YOUR OBJECTIVE: From the entries below, extract every line that includes the word "sigma".

==========

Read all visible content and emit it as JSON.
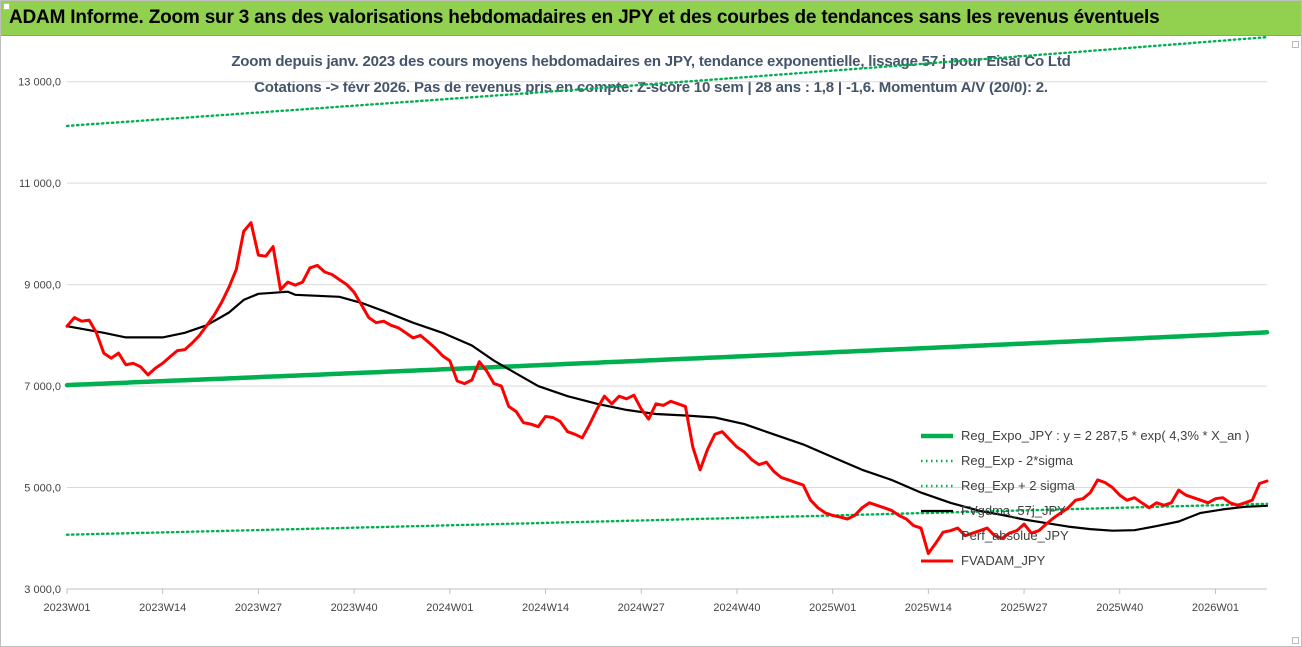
{
  "header": {
    "title": "ADAM Informe. Zoom sur 3 ans des valorisations hebdomadaires en JPY et des courbes de tendances sans les revenus éventuels"
  },
  "chart_data": {
    "type": "line",
    "title_line1": "Zoom depuis janv. 2023 des cours moyens hebdomadaires en JPY, tendance exponentielle, lissage 57 j pour Eisai Co Ltd",
    "title_line2": "Cotations -> févr 2026. Pas de revenus pris en compte. Z-score 10 sem | 28 ans : 1,8 | -1,6. Momentum A/V (20/0): 2.",
    "ylim": [
      3000,
      14000
    ],
    "yticks": [
      3000,
      5000,
      7000,
      9000,
      11000,
      13000
    ],
    "ytick_labels": [
      "3 000,0",
      "5 000,0",
      "7 000,0",
      "9 000,0",
      "11 000,0",
      "13 000,0"
    ],
    "x_count": 164,
    "xticks": [
      {
        "i": 0,
        "label": "2023W01"
      },
      {
        "i": 13,
        "label": "2023W14"
      },
      {
        "i": 26,
        "label": "2023W27"
      },
      {
        "i": 39,
        "label": "2023W40"
      },
      {
        "i": 52,
        "label": "2024W01"
      },
      {
        "i": 65,
        "label": "2024W14"
      },
      {
        "i": 78,
        "label": "2024W27"
      },
      {
        "i": 91,
        "label": "2024W40"
      },
      {
        "i": 104,
        "label": "2025W01"
      },
      {
        "i": 117,
        "label": "2025W14"
      },
      {
        "i": 130,
        "label": "2025W27"
      },
      {
        "i": 143,
        "label": "2025W40"
      },
      {
        "i": 156,
        "label": "2026W01"
      }
    ],
    "legend_placement": "right",
    "series": [
      {
        "name": "Reg_Expo_JPY : y = 2 287,5 * exp( 4,3% * X_an )",
        "color": "#00b050",
        "style": "thick",
        "start": 7020,
        "end": 8060
      },
      {
        "name": "Reg_Exp - 2*sigma",
        "color": "#00b050",
        "style": "dotted",
        "start": 4070,
        "end": 4680
      },
      {
        "name": "Reg_Exp + 2 sigma",
        "color": "#00b050",
        "style": "dotted",
        "start": 12130,
        "end": 13880
      },
      {
        "name": "FVgdma_57j_JPY",
        "color": "#000000",
        "style": "solid",
        "points": [
          [
            0,
            8180
          ],
          [
            5,
            8050
          ],
          [
            8,
            7960
          ],
          [
            13,
            7960
          ],
          [
            16,
            8050
          ],
          [
            19,
            8200
          ],
          [
            22,
            8450
          ],
          [
            24,
            8700
          ],
          [
            26,
            8820
          ],
          [
            28,
            8840
          ],
          [
            30,
            8860
          ],
          [
            31,
            8800
          ],
          [
            34,
            8780
          ],
          [
            37,
            8760
          ],
          [
            40,
            8640
          ],
          [
            43,
            8480
          ],
          [
            47,
            8250
          ],
          [
            51,
            8050
          ],
          [
            55,
            7800
          ],
          [
            58,
            7500
          ],
          [
            61,
            7250
          ],
          [
            64,
            7000
          ],
          [
            68,
            6800
          ],
          [
            72,
            6650
          ],
          [
            76,
            6530
          ],
          [
            80,
            6450
          ],
          [
            84,
            6420
          ],
          [
            88,
            6380
          ],
          [
            92,
            6250
          ],
          [
            96,
            6050
          ],
          [
            100,
            5850
          ],
          [
            104,
            5600
          ],
          [
            108,
            5350
          ],
          [
            112,
            5150
          ],
          [
            116,
            4900
          ],
          [
            120,
            4700
          ],
          [
            124,
            4540
          ],
          [
            127,
            4460
          ],
          [
            130,
            4370
          ],
          [
            133,
            4300
          ],
          [
            136,
            4230
          ],
          [
            139,
            4180
          ],
          [
            142,
            4150
          ],
          [
            145,
            4160
          ],
          [
            148,
            4240
          ],
          [
            151,
            4330
          ],
          [
            154,
            4500
          ],
          [
            157,
            4570
          ],
          [
            160,
            4620
          ],
          [
            163,
            4640
          ]
        ]
      },
      {
        "name": "Perf_absolue_JPY",
        "color": "#7f7f7f",
        "style": "hidden"
      },
      {
        "name": "FVADAM_JPY",
        "color": "#ff0000",
        "style": "solid",
        "points": [
          [
            0,
            8180
          ],
          [
            1,
            8350
          ],
          [
            2,
            8280
          ],
          [
            3,
            8300
          ],
          [
            4,
            8050
          ],
          [
            5,
            7650
          ],
          [
            6,
            7550
          ],
          [
            7,
            7650
          ],
          [
            8,
            7420
          ],
          [
            9,
            7450
          ],
          [
            10,
            7380
          ],
          [
            11,
            7220
          ],
          [
            12,
            7350
          ],
          [
            13,
            7450
          ],
          [
            14,
            7580
          ],
          [
            15,
            7700
          ],
          [
            16,
            7720
          ],
          [
            17,
            7850
          ],
          [
            18,
            8000
          ],
          [
            19,
            8200
          ],
          [
            20,
            8400
          ],
          [
            21,
            8650
          ],
          [
            22,
            8950
          ],
          [
            23,
            9300
          ],
          [
            24,
            10050
          ],
          [
            25,
            10220
          ],
          [
            26,
            9580
          ],
          [
            27,
            9560
          ],
          [
            28,
            9750
          ],
          [
            29,
            8900
          ],
          [
            30,
            9050
          ],
          [
            31,
            8990
          ],
          [
            32,
            9050
          ],
          [
            33,
            9330
          ],
          [
            34,
            9380
          ],
          [
            35,
            9250
          ],
          [
            36,
            9200
          ],
          [
            37,
            9100
          ],
          [
            38,
            9000
          ],
          [
            39,
            8850
          ],
          [
            40,
            8600
          ],
          [
            41,
            8350
          ],
          [
            42,
            8250
          ],
          [
            43,
            8280
          ],
          [
            44,
            8200
          ],
          [
            45,
            8150
          ],
          [
            46,
            8050
          ],
          [
            47,
            7950
          ],
          [
            48,
            8000
          ],
          [
            49,
            7880
          ],
          [
            50,
            7750
          ],
          [
            51,
            7600
          ],
          [
            52,
            7500
          ],
          [
            53,
            7100
          ],
          [
            54,
            7050
          ],
          [
            55,
            7120
          ],
          [
            56,
            7480
          ],
          [
            57,
            7300
          ],
          [
            58,
            7050
          ],
          [
            59,
            7000
          ],
          [
            60,
            6600
          ],
          [
            61,
            6500
          ],
          [
            62,
            6280
          ],
          [
            63,
            6250
          ],
          [
            64,
            6200
          ],
          [
            65,
            6400
          ],
          [
            66,
            6380
          ],
          [
            67,
            6300
          ],
          [
            68,
            6100
          ],
          [
            69,
            6050
          ],
          [
            70,
            5980
          ],
          [
            71,
            6250
          ],
          [
            72,
            6550
          ],
          [
            73,
            6800
          ],
          [
            74,
            6650
          ],
          [
            75,
            6800
          ],
          [
            76,
            6750
          ],
          [
            77,
            6820
          ],
          [
            78,
            6550
          ],
          [
            79,
            6350
          ],
          [
            80,
            6650
          ],
          [
            81,
            6620
          ],
          [
            82,
            6700
          ],
          [
            83,
            6650
          ],
          [
            84,
            6600
          ],
          [
            85,
            5800
          ],
          [
            86,
            5350
          ],
          [
            87,
            5750
          ],
          [
            88,
            6050
          ],
          [
            89,
            6100
          ],
          [
            90,
            5950
          ],
          [
            91,
            5800
          ],
          [
            92,
            5700
          ],
          [
            93,
            5550
          ],
          [
            94,
            5450
          ],
          [
            95,
            5500
          ],
          [
            96,
            5320
          ],
          [
            97,
            5200
          ],
          [
            98,
            5150
          ],
          [
            99,
            5100
          ],
          [
            100,
            5050
          ],
          [
            101,
            4750
          ],
          [
            102,
            4600
          ],
          [
            103,
            4500
          ],
          [
            104,
            4450
          ],
          [
            105,
            4420
          ],
          [
            106,
            4380
          ],
          [
            107,
            4450
          ],
          [
            108,
            4600
          ],
          [
            109,
            4700
          ],
          [
            110,
            4650
          ],
          [
            111,
            4600
          ],
          [
            112,
            4550
          ],
          [
            113,
            4450
          ],
          [
            114,
            4380
          ],
          [
            115,
            4250
          ],
          [
            116,
            4200
          ],
          [
            117,
            3700
          ],
          [
            118,
            3900
          ],
          [
            119,
            4120
          ],
          [
            120,
            4150
          ],
          [
            121,
            4200
          ],
          [
            122,
            4050
          ],
          [
            123,
            4100
          ],
          [
            124,
            4150
          ],
          [
            125,
            4200
          ],
          [
            126,
            4050
          ],
          [
            127,
            4000
          ],
          [
            128,
            4100
          ],
          [
            129,
            4150
          ],
          [
            130,
            4280
          ],
          [
            131,
            4100
          ],
          [
            132,
            4150
          ],
          [
            133,
            4280
          ],
          [
            134,
            4400
          ],
          [
            135,
            4500
          ],
          [
            136,
            4600
          ],
          [
            137,
            4750
          ],
          [
            138,
            4780
          ],
          [
            139,
            4900
          ],
          [
            140,
            5150
          ],
          [
            141,
            5100
          ],
          [
            142,
            5000
          ],
          [
            143,
            4850
          ],
          [
            144,
            4750
          ],
          [
            145,
            4800
          ],
          [
            146,
            4700
          ],
          [
            147,
            4600
          ],
          [
            148,
            4700
          ],
          [
            149,
            4650
          ],
          [
            150,
            4700
          ],
          [
            151,
            4950
          ],
          [
            152,
            4850
          ],
          [
            153,
            4800
          ],
          [
            154,
            4750
          ],
          [
            155,
            4700
          ],
          [
            156,
            4780
          ],
          [
            157,
            4800
          ],
          [
            158,
            4700
          ],
          [
            159,
            4650
          ],
          [
            160,
            4700
          ],
          [
            161,
            4750
          ],
          [
            162,
            5080
          ],
          [
            163,
            5130
          ]
        ]
      }
    ]
  }
}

==========

PROBLEM SOLUTION:
        "name": "Reg_Exp - 2*sigma",
        "name": "Reg_Exp + 2 sigma",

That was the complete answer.